Data extracted from a collection:
▼

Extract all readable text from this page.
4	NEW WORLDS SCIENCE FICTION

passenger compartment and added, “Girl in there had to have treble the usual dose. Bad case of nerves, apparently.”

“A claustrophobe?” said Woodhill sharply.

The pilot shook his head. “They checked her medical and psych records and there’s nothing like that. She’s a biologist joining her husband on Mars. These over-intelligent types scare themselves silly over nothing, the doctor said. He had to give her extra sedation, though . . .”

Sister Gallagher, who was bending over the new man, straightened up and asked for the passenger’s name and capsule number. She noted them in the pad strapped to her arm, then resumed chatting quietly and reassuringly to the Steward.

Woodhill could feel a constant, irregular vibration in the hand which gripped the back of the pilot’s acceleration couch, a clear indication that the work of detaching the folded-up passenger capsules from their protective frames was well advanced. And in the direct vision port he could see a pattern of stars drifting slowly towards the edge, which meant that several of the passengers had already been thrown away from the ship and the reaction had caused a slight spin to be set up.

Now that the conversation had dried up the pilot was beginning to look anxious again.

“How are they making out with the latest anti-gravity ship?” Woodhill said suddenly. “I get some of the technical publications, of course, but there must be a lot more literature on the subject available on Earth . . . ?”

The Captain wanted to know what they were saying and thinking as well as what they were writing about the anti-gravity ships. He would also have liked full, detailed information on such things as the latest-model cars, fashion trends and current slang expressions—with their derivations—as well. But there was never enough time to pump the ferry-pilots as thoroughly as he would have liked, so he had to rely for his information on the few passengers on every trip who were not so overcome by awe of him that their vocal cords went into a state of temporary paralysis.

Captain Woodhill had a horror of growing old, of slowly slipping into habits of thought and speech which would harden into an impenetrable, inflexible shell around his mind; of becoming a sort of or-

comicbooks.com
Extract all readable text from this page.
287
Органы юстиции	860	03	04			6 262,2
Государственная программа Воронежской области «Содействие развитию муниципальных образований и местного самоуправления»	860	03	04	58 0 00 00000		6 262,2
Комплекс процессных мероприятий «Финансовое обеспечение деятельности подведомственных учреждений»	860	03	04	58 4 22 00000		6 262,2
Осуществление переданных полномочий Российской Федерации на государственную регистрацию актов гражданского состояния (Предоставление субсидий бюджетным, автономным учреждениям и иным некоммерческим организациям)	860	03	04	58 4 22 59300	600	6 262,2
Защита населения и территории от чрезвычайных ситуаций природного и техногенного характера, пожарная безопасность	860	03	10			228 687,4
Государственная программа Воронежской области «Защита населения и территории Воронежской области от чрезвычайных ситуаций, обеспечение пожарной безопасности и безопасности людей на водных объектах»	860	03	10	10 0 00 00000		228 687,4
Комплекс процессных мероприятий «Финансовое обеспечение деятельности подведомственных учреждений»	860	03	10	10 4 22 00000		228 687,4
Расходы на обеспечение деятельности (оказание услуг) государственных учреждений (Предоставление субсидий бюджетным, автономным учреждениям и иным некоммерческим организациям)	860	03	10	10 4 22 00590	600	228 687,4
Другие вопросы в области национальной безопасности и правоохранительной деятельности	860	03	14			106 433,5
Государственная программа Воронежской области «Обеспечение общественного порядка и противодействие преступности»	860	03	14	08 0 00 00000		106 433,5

▲

AIM OF THE TASK
Give the complete listing a second time, exactly as it reads.

COMPLETED EXERCISE
Extract all readable text from this page.
4	NEW WORLDS SCIENCE FICTION

passenger compartment and added, “Girl in there had to have treble the usual dose. Bad case of nerves, apparently.”

“A claustrophobe?” said Woodhill sharply.

The pilot shook his head. “They checked her medical and psych records and there’s nothing like that. She’s a biologist joining her husband on Mars. These over-intelligent types scare themselves silly over nothing, the doctor said. He had to give her extra sedation, though . . .”

Sister Gallagher, who was bending over the new man, straightened up and asked for the passenger’s name and capsule number. She noted them in the pad strapped to her arm, then resumed chatting quietly and reassuringly to the Steward.

Woodhill could feel a constant, irregular vibration in the hand which gripped the back of the pilot’s acceleration couch, a clear indication that the work of detaching the folded-up passenger capsules from their protective frames was well advanced. And in the direct vision port he could see a pattern of stars drifting slowly towards the edge, which meant that several of the passengers had already been thrown away from the ship and the reaction had caused a slight spin to be set up.

Now that the conversation had dried up the pilot was beginning to look anxious again.

“How are they making out with the latest anti-gravity ship?” Woodhill said suddenly. “I get some of the technical publications, of course, but there must be a lot more literature on the subject available on Earth . . . ?”

The Captain wanted to know what they were saying and thinking as well as what they were writing about the anti-gravity ships. He would also have liked full, detailed information on such things as the latest-model cars, fashion trends and current slang expressions—with their derivations—as well. But there was never enough time to pump the ferry-pilots as thoroughly as he would have liked, so he had to rely for his information on the few passengers on every trip who were not so overcome by awe of him that their vocal cords went into a state of temporary paralysis.

Captain Woodhill had a horror of growing old, of slowly slipping into habits of thought and speech which would harden into an impenetrable, inflexible shell around his mind; of becoming a sort of or-

comicbooks.com
Extract all readable text from this page.
287
Органы юстиции	860	03	04			6 262,2
Государственная программа Воронежской области «Содействие развитию муниципальных образований и местного самоуправления»	860	03	04	58 0 00 00000		6 262,2
Комплекс процессных мероприятий «Финансовое обеспечение деятельности подведомственных учреждений»	860	03	04	58 4 22 00000		6 262,2
Осуществление переданных полномочий Российской Федерации на государственную регистрацию актов гражданского состояния (Предоставление субсидий бюджетным, автономным учреждениям и иным некоммерческим организациям)	860	03	04	58 4 22 59300	600	6 262,2
Защита населения и территории от чрезвычайных ситуаций природного и техногенного характера, пожарная безопасность	860	03	10			228 687,4
Государственная программа Воронежской области «Защита населения и территории Воронежской области от чрезвычайных ситуаций, обеспечение пожарной безопасности и безопасности людей на водных объектах»	860	03	10	10 0 00 00000		228 687,4
Комплекс процессных мероприятий «Финансовое обеспечение деятельности подведомственных учреждений»	860	03	10	10 4 22 00000		228 687,4
Расходы на обеспечение деятельности (оказание услуг) государственных учреждений (Предоставление субсидий бюджетным, автономным учреждениям и иным некоммерческим организациям)	860	03	10	10 4 22 00590	600	228 687,4
Другие вопросы в области национальной безопасности и правоохранительной деятельности	860	03	14			106 433,5
Государственная программа Воронежской области «Обеспечение общественного порядка и противодействие преступности»	860	03	14	08 0 00 00000		106 433,5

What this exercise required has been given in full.